To do: Restate every line of the material, word for word.

——————————

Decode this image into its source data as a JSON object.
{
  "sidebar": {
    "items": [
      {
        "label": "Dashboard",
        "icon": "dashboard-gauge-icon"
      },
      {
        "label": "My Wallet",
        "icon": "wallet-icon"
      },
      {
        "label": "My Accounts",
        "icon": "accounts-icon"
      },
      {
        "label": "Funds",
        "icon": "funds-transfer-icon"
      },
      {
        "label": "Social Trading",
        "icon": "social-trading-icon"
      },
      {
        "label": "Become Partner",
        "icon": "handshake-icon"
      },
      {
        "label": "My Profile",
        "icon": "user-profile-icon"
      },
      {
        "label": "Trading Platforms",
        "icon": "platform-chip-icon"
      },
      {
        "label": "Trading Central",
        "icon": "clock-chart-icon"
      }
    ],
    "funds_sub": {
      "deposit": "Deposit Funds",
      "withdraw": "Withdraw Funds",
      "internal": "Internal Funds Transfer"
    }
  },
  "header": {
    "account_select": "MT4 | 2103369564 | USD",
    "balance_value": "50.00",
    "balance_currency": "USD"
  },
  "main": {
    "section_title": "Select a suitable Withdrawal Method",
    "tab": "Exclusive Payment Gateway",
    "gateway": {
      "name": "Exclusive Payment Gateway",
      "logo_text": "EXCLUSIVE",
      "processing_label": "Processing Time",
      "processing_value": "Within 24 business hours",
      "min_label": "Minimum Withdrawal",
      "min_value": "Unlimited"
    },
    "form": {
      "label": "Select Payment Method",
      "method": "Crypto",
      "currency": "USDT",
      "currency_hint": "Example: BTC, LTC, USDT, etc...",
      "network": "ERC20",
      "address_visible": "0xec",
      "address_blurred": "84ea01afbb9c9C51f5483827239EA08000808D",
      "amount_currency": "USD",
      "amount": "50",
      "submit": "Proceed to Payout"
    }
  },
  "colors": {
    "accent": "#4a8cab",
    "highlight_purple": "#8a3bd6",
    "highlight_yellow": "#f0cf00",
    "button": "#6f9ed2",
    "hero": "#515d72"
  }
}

——————————

Output of the exercise:
Decode this image into its source data as a JSON object.
{
  "sidebar": {
    "items": [
      {
        "label": "Dashboard",
        "icon": "dashboard-gauge-icon"
      },
      {
        "label": "My Wallet",
        "icon": "wallet-icon"
      },
      {
        "label": "My Accounts",
        "icon": "accounts-icon"
      },
      {
        "label": "Funds",
        "icon": "funds-transfer-icon"
      },
      {
        "label": "Social Trading",
        "icon": "social-trading-icon"
      },
      {
        "label": "Become Partner",
        "icon": "handshake-icon"
      },
      {
        "label": "My Profile",
        "icon": "user-profile-icon"
      },
      {
        "label": "Trading Platforms",
        "icon": "platform-chip-icon"
      },
      {
        "label": "Trading Central",
        "icon": "clock-chart-icon"
      }
    ],
    "funds_sub": {
      "deposit": "Deposit Funds",
      "withdraw": "Withdraw Funds",
      "internal": "Internal Funds Transfer"
    }
  },
  "header": {
    "account_select": "MT4 | 2103369564 | USD",
    "balance_value": "50.00",
    "balance_currency": "USD"
  },
  "main": {
    "section_title": "Select a suitable Withdrawal Method",
    "tab": "Exclusive Payment Gateway",
    "gateway": {
      "name": "Exclusive Payment Gateway",
      "logo_text": "EXCLUSIVE",
      "processing_label": "Processing Time",
      "processing_value": "Within 24 business hours",
      "min_label": "Minimum Withdrawal",
      "min_value": "Unlimited"
    },
    "form": {
      "label": "Select Payment Method",
      "method": "Crypto",
      "currency": "USDT",
      "currency_hint": "Example: BTC, LTC, USDT, etc...",
      "network": "ERC20",
      "address_visible": "0xec",
      "address_blurred": "84ea01afbb9c9C51f5483827239EA08000808D",
      "amount_currency": "USD",
      "amount": "50",
      "submit": "Proceed to Payout"
    }
  },
  "colors": {
    "accent": "#4a8cab",
    "highlight_purple": "#8a3bd6",
    "highlight_yellow": "#f0cf00",
    "button": "#6f9ed2",
    "hero": "#515d72"
  }
}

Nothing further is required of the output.